**Extracted text**

________________________________________

Re: Track in pg_replication_slots the reason why slots conflict?

From: shveta malik <shveta(dot)malik(at)gmail(dot)com>
To: Andres Freund <andres(at)anarazel(dot)de>
Cc: Michael Paquier <michael(at)paquier(dot)xyz>, Postgres hackers <pgsql-hackers(at)lists(dot)postgresql(dot)org>, Bertrand Drouvot <bertranddrouvot(dot)pg(at)gmail(dot)com>, shveta malik <shveta(dot)malik(at)gmail(dot)com>
Subject: Re: Track in pg_replication_slots the reason why slots conflict?
Date: 2023-12-21 12:08:35
Message-ID: CAJpy0uC6aR90bGG=UMvHctZeRdxRWfjC21p=vsY1qm28t4hS8g@mail.gmail.com
Views: Raw Message | Whole Thread | Download mbox | Resend email
Thread:
Lists: pgsql-hackers

On Thu, Dec 21, 2023 at 5:04 PM Andres Freund <andres(at)anarazel(dot)de> wrote:
>
> Hi,
>
> On 2023-12-21 16:08:48 +0530, shveta malik wrote:
> > On Thu, Dec 21, 2023 at 3:10 PM Andres Freund <andres(at)anarazel(dot)de> wrote:
> > >
> > > Hi,
> > >
> > > On 2023-12-21 09:21:04 +0900, Michael Paquier wrote:
> > > > While listening at Bertrand's talk about logical decoding on standbys
> > > > last week at Prague, I got surprised by the fact that we do not
> > > > reflect in the catalogs the reason why a conflict happened for a slot.
> > > > There are three of them depending on ReplicationSlotInvalidationCause:
> > > > - WAL removed.
> > > > - Invalid horizon.
> > > > - Insufficient WAL level.

________________________________________

**Goal**
Reproduce the passage of the mailing list message starting with "On Thu, Dec 21, 2023 at 5:04 PM" and going on through "for a slot.", replacing "catalogs" with "system views".

**Supplied data**
________________________________________

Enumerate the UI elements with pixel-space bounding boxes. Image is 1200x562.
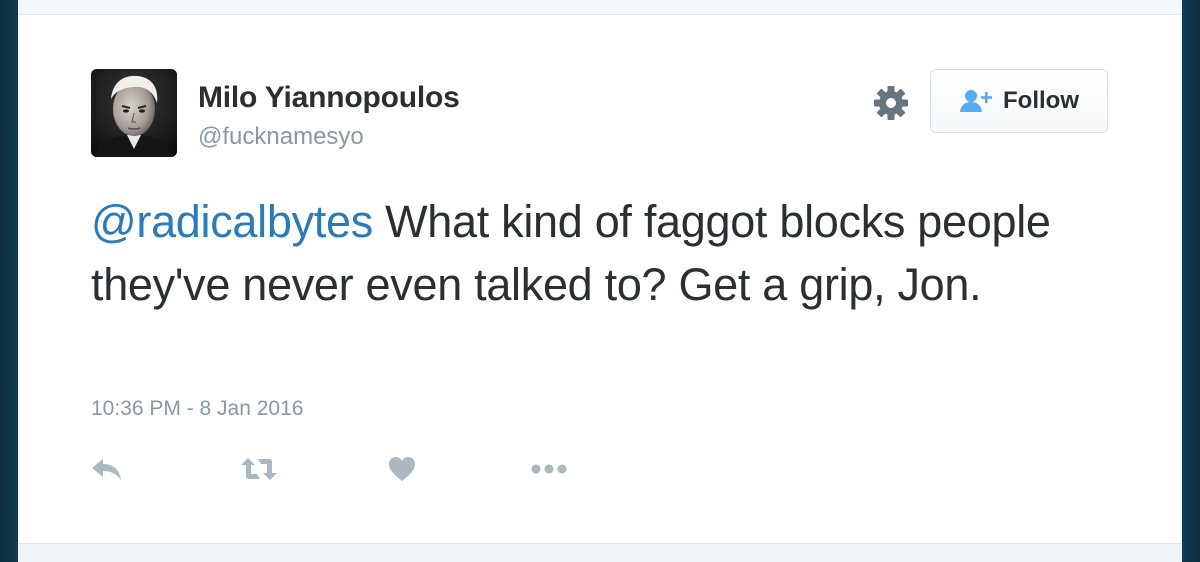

________________________________________

**Output**
On Thu, Dec 21, 2023 at 5:04 PM Andres Freund <andres(at)anarazel(dot)de> wrote:
>
> Hi,
>
> On 2023-12-21 16:08:48 +0530, shveta malik wrote:
> > On Thu, Dec 21, 2023 at 3:10 PM Andres Freund <andres(at)anarazel(dot)de> wrote:
> > >
> > > Hi,
> > >
> > > On 2023-12-21 09:21:04 +0900, Michael Paquier wrote:
> > > > While listening at Bertrand's talk about logical decoding on standbys
> > > > last week at Prague, I got surprised by the fact that we do not
> > > > reflect in the system views the reason why a conflict happened for a slot.